• [Exercise goal]: Extract, from the records beneath this instruction, each line that contains the word "famine".

═════ Records supplied ═════

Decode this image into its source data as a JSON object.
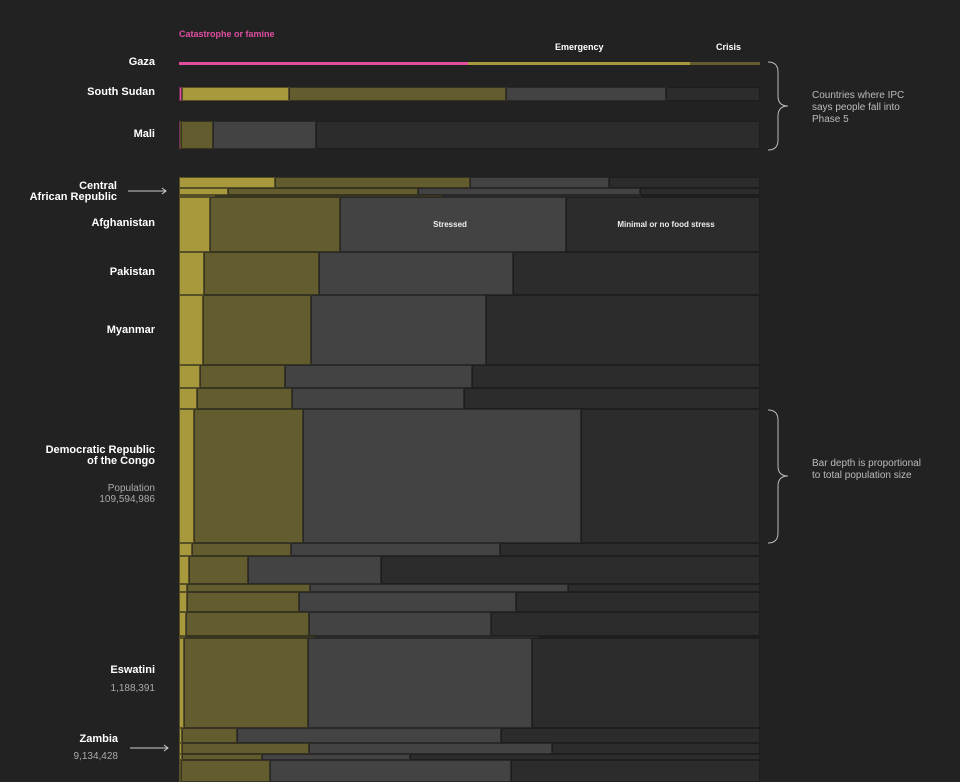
{
  "chart_data": {
    "type": "marimekko",
    "phases": [
      "Catastrophe or famine",
      "Emergency",
      "Crisis",
      "Stressed",
      "Minimal or no food stress"
    ],
    "colors": {
      "Catastrophe or famine": "#e04ea0",
      "Emergency": "#a89a3c",
      "Crisis": "#625c2e",
      "Stressed": "#434343",
      "Minimal or no food stress": "#2c2c2c",
      "background": "#222222"
    },
    "group1_note": "Countries where IPC says people fall into Phase 5",
    "group2_note": "Bar depth is proportional to total population size",
    "population_label": "Population",
    "rows": [
      {
        "label": "Gaza",
        "values": [
          49.7,
          38.2,
          12.1,
          0,
          0
        ]
      },
      {
        "label": "South Sudan",
        "values": [
          0.5,
          18.4,
          37.3,
          27.7,
          16.1
        ]
      },
      {
        "label": "Mali",
        "values": [
          0.1,
          0.3,
          5.5,
          17.6,
          76.5
        ]
      },
      {
        "label": "Central African Republic",
        "values": [
          0,
          16.5,
          33.6,
          23.9,
          26.0
        ]
      },
      {
        "label": "",
        "values": [
          0,
          8.4,
          32.7,
          38.2,
          20.7
        ]
      },
      {
        "label": "",
        "values": [
          0,
          6.2,
          39.1,
          34.2,
          20.5
        ]
      },
      {
        "label": "Afghanistan",
        "values": [
          0,
          5.3,
          22.4,
          38.9,
          33.4
        ]
      },
      {
        "label": "Pakistan",
        "values": [
          0,
          4.3,
          19.8,
          33.4,
          42.5
        ]
      },
      {
        "label": "Myanmar",
        "values": [
          0,
          4.1,
          18.6,
          30.1,
          47.2
        ]
      },
      {
        "label": "",
        "values": [
          0,
          3.6,
          14.6,
          32.2,
          49.6
        ]
      },
      {
        "label": "",
        "values": [
          0,
          3.1,
          16.4,
          29.6,
          50.9
        ]
      },
      {
        "label": "Democratic Republic of the Congo",
        "population": "109,594,986",
        "values": [
          0,
          2.6,
          18.8,
          47.8,
          30.8
        ]
      },
      {
        "label": "",
        "values": [
          0,
          2.2,
          17.0,
          36.1,
          44.7
        ]
      },
      {
        "label": "",
        "values": [
          0,
          1.7,
          10.2,
          22.9,
          65.2
        ]
      },
      {
        "label": "",
        "values": [
          0,
          1.4,
          21.2,
          44.4,
          33.0
        ]
      },
      {
        "label": "",
        "values": [
          0,
          1.4,
          19.3,
          37.3,
          42.0
        ]
      },
      {
        "label": "",
        "values": [
          0,
          1.2,
          21.2,
          31.3,
          46.3
        ]
      },
      {
        "label": "",
        "values": [
          0,
          1.0,
          22.4,
          38.6,
          38.0
        ]
      },
      {
        "label": "Eswatini",
        "population": "1,188,391",
        "values": [
          0,
          0.9,
          21.3,
          38.6,
          39.2
        ]
      },
      {
        "label": "",
        "values": [
          0,
          0.5,
          9.5,
          45.4,
          44.6
        ]
      },
      {
        "label": "Zambia",
        "population": "9,134,428",
        "values": [
          0,
          0.5,
          21.9,
          41.8,
          35.8
        ]
      },
      {
        "label": "",
        "values": [
          0,
          0.5,
          13.8,
          25.5,
          60.2
        ]
      },
      {
        "label": "",
        "values": [
          0,
          0.3,
          15.3,
          41.5,
          42.9
        ]
      }
    ]
  },
  "labels": {
    "car_line1": "Central",
    "car_line2": "African Republic",
    "drc_line1": "Democratic Republic",
    "drc_line2": "of the Congo"
  }
}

═════

• [Expected answer]:
      "Catastrophe or famine",
      "Catastrophe or famine": "#e04ea0",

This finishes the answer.